◆ **INSTRUCTIONS FOR THE TASK**:
Could you output every record again, exactly as given?

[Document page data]
^^^^

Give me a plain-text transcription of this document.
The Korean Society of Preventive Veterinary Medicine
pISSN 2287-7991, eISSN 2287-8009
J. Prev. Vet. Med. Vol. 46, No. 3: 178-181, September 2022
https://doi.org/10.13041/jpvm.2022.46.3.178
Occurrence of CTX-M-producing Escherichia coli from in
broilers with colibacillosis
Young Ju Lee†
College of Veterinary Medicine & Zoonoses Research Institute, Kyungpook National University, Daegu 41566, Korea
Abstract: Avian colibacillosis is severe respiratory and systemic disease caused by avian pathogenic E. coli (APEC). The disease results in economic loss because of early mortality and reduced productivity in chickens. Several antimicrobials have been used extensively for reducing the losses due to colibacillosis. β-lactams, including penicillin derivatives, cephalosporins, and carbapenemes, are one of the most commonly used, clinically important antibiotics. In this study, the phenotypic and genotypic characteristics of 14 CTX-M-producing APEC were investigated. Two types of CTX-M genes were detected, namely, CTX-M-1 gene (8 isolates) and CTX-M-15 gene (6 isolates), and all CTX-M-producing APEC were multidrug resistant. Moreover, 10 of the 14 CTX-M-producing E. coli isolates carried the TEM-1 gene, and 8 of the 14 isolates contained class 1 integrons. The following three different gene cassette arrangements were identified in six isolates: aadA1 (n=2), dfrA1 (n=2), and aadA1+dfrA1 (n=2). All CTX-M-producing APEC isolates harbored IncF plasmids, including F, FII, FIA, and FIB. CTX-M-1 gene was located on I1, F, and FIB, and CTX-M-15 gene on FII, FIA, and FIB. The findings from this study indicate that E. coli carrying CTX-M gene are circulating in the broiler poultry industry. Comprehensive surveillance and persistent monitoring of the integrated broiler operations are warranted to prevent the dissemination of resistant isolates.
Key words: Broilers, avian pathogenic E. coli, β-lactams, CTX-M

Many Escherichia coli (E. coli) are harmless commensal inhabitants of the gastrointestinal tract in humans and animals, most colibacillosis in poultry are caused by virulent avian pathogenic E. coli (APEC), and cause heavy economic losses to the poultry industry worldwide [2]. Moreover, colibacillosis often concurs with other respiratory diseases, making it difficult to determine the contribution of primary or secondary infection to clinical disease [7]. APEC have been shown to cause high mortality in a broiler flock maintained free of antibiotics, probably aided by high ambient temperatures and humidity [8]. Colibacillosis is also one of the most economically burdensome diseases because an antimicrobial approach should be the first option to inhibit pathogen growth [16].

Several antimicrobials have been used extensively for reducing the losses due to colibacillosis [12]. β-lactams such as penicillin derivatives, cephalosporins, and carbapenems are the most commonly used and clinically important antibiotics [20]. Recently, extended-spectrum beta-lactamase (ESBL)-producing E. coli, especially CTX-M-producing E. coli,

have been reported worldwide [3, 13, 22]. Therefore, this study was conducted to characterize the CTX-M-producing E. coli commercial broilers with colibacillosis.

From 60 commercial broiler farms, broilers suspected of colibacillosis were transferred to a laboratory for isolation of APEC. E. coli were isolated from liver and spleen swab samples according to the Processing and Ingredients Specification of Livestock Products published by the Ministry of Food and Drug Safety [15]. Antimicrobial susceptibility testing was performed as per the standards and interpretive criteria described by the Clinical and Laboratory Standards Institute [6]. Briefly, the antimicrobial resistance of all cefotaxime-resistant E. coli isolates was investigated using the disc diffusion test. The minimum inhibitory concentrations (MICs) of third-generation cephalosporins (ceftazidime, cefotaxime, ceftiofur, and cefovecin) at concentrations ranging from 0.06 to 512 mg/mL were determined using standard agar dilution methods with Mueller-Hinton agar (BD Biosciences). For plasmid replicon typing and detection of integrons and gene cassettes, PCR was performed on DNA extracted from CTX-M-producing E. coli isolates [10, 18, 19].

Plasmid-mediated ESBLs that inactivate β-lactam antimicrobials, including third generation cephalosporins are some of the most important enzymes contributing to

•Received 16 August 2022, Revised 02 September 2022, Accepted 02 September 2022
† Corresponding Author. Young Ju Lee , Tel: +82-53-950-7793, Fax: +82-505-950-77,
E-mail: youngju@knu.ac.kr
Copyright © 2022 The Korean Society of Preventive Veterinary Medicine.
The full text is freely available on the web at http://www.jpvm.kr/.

^^^^

◆ **ANSWER SECTION**:
Give me a plain-text transcription of this document.
The Korean Society of Preventive Veterinary Medicine
pISSN 2287-7991, eISSN 2287-8009
J. Prev. Vet. Med. Vol. 46, No. 3: 178-181, September 2022
https://doi.org/10.13041/jpvm.2022.46.3.178
Occurrence of CTX-M-producing Escherichia coli from in
broilers with colibacillosis
Young Ju Lee†
College of Veterinary Medicine & Zoonoses Research Institute, Kyungpook National University, Daegu 41566, Korea
Abstract: Avian colibacillosis is severe respiratory and systemic disease caused by avian pathogenic E. coli (APEC). The disease results in economic loss because of early mortality and reduced productivity in chickens. Several antimicrobials have been used extensively for reducing the losses due to colibacillosis. β-lactams, including penicillin derivatives, cephalosporins, and carbapenemes, are one of the most commonly used, clinically important antibiotics. In this study, the phenotypic and genotypic characteristics of 14 CTX-M-producing APEC were investigated. Two types of CTX-M genes were detected, namely, CTX-M-1 gene (8 isolates) and CTX-M-15 gene (6 isolates), and all CTX-M-producing APEC were multidrug resistant. Moreover, 10 of the 14 CTX-M-producing E. coli isolates carried the TEM-1 gene, and 8 of the 14 isolates contained class 1 integrons. The following three different gene cassette arrangements were identified in six isolates: aadA1 (n=2), dfrA1 (n=2), and aadA1+dfrA1 (n=2). All CTX-M-producing APEC isolates harbored IncF plasmids, including F, FII, FIA, and FIB. CTX-M-1 gene was located on I1, F, and FIB, and CTX-M-15 gene on FII, FIA, and FIB. The findings from this study indicate that E. coli carrying CTX-M gene are circulating in the broiler poultry industry. Comprehensive surveillance and persistent monitoring of the integrated broiler operations are warranted to prevent the dissemination of resistant isolates.
Key words: Broilers, avian pathogenic E. coli, β-lactams, CTX-M

Many Escherichia coli (E. coli) are harmless commensal inhabitants of the gastrointestinal tract in humans and animals, most colibacillosis in poultry are caused by virulent avian pathogenic E. coli (APEC), and cause heavy economic losses to the poultry industry worldwide [2]. Moreover, colibacillosis often concurs with other respiratory diseases, making it difficult to determine the contribution of primary or secondary infection to clinical disease [7]. APEC have been shown to cause high mortality in a broiler flock maintained free of antibiotics, probably aided by high ambient temperatures and humidity [8]. Colibacillosis is also one of the most economically burdensome diseases because an antimicrobial approach should be the first option to inhibit pathogen growth [16].

Several antimicrobials have been used extensively for reducing the losses due to colibacillosis [12]. β-lactams such as penicillin derivatives, cephalosporins, and carbapenems are the most commonly used and clinically important antibiotics [20]. Recently, extended-spectrum beta-lactamase (ESBL)-producing E. coli, especially CTX-M-producing E. coli,

have been reported worldwide [3, 13, 22]. Therefore, this study was conducted to characterize the CTX-M-producing E. coli commercial broilers with colibacillosis.

From 60 commercial broiler farms, broilers suspected of colibacillosis were transferred to a laboratory for isolation of APEC. E. coli were isolated from liver and spleen swab samples according to the Processing and Ingredients Specification of Livestock Products published by the Ministry of Food and Drug Safety [15]. Antimicrobial susceptibility testing was performed as per the standards and interpretive criteria described by the Clinical and Laboratory Standards Institute [6]. Briefly, the antimicrobial resistance of all cefotaxime-resistant E. coli isolates was investigated using the disc diffusion test. The minimum inhibitory concentrations (MICs) of third-generation cephalosporins (ceftazidime, cefotaxime, ceftiofur, and cefovecin) at concentrations ranging from 0.06 to 512 mg/mL were determined using standard agar dilution methods with Mueller-Hinton agar (BD Biosciences). For plasmid replicon typing and detection of integrons and gene cassettes, PCR was performed on DNA extracted from CTX-M-producing E. coli isolates [10, 18, 19].

Plasmid-mediated ESBLs that inactivate β-lactam antimicrobials, including third generation cephalosporins are some of the most important enzymes contributing to

•Received 16 August 2022, Revised 02 September 2022, Accepted 02 September 2022
† Corresponding Author. Young Ju Lee , Tel: +82-53-950-7793, Fax: +82-505-950-77,
E-mail: youngju@knu.ac.kr
Copyright © 2022 The Korean Society of Preventive Veterinary Medicine.
The full text is freely available on the web at http://www.jpvm.kr/.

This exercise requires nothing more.